• [RECORDS TO PROCESS]:
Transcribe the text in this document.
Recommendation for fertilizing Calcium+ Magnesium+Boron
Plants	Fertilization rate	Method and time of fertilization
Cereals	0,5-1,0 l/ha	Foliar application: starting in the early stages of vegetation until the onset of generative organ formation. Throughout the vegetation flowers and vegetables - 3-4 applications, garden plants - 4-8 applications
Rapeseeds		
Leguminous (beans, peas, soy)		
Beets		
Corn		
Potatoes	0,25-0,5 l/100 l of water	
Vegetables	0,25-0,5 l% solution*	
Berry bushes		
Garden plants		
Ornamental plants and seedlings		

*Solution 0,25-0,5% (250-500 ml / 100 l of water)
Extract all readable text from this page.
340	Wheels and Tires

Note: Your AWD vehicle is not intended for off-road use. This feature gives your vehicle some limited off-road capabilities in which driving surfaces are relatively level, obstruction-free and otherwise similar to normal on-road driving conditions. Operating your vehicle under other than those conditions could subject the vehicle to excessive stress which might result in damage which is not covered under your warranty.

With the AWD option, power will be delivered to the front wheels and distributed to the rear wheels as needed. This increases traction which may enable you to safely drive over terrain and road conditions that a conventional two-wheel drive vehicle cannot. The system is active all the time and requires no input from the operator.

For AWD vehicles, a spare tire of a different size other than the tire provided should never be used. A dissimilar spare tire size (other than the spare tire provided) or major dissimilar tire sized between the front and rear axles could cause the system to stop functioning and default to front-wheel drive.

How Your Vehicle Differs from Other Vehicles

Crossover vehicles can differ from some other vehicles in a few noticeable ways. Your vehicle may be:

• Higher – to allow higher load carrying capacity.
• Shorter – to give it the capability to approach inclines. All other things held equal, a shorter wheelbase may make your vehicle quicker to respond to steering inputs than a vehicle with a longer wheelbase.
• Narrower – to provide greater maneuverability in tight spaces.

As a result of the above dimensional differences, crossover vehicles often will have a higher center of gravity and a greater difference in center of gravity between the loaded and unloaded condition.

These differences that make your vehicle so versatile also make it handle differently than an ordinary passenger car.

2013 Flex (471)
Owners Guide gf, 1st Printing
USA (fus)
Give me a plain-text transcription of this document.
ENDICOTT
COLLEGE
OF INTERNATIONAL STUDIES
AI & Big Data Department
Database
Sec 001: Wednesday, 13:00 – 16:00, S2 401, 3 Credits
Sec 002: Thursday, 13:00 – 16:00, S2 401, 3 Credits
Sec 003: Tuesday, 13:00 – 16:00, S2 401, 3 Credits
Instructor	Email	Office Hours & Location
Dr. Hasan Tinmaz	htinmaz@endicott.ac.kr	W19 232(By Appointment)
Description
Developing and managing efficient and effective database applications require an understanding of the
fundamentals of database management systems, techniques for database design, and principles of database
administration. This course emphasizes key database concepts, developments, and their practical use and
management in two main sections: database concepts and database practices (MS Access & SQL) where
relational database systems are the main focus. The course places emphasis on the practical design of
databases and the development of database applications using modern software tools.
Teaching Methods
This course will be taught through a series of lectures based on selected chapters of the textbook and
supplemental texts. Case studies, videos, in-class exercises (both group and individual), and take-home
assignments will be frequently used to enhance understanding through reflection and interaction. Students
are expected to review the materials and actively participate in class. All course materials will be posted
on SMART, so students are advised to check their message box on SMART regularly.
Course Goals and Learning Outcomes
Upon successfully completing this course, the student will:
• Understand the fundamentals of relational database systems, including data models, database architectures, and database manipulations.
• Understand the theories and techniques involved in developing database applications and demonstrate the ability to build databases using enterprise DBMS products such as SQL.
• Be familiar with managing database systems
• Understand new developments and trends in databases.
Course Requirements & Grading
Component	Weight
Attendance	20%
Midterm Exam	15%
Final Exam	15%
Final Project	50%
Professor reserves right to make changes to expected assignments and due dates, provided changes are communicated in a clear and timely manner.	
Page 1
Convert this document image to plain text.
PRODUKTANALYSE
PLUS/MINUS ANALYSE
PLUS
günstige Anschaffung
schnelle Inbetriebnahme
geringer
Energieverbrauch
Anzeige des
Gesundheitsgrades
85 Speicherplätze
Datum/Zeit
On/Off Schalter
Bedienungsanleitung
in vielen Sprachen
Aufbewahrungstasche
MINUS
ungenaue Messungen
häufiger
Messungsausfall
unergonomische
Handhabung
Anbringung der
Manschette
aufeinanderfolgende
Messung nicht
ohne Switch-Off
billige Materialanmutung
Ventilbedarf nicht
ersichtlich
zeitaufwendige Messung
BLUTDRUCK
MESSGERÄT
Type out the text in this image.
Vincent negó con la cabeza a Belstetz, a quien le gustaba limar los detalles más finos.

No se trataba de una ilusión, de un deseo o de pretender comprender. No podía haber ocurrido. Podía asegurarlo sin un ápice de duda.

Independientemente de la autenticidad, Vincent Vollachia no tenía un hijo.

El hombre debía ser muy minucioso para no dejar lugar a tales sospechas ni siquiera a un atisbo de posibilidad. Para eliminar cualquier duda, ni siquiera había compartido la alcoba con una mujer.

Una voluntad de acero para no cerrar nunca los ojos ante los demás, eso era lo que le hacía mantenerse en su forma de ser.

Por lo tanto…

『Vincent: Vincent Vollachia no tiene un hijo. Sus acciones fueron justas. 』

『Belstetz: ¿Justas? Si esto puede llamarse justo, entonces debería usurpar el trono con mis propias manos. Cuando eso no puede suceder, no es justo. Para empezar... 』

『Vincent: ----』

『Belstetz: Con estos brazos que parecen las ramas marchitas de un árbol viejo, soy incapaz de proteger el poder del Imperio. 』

• [WRITTEN TASK]: Look through the entries above. Extract each line with the word "document".

• [TASK RESPONSE]:
Transcribe the text in this document.
Give me a plain-text transcription of this document.
Convert this document image to plain text.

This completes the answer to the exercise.